WHAT YOU ARE ASKED TO DO: Would you return the complete listing below word for word?

(Some records)
□ □ □

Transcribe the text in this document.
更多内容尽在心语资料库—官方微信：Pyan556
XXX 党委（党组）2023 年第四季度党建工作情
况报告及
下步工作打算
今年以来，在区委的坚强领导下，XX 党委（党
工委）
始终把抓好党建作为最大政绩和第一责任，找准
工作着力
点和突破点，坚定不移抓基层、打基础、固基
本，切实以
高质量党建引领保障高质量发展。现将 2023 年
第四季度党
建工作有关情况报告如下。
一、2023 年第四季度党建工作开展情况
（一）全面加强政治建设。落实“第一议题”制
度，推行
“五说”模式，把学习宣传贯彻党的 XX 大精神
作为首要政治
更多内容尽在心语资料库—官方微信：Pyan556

□ □ □

TASK ANSWER:
Transcribe the text in this document.
更多内容尽在心语资料库—官方微信：Pyan556
XXX 党委（党组）2023 年第四季度党建工作情
况报告及
下步工作打算
今年以来，在区委的坚强领导下，XX 党委（党
工委）
始终把抓好党建作为最大政绩和第一责任，找准
工作着力
点和突破点，坚定不移抓基层、打基础、固基
本，切实以
高质量党建引领保障高质量发展。现将 2023 年
第四季度党
建工作有关情况报告如下。
一、2023 年第四季度党建工作开展情况
（一）全面加强政治建设。落实“第一议题”制
度，推行
“五说”模式，把学习宣传贯彻党的 XX 大精神
作为首要政治
更多内容尽在心语资料库—官方微信：Pyan556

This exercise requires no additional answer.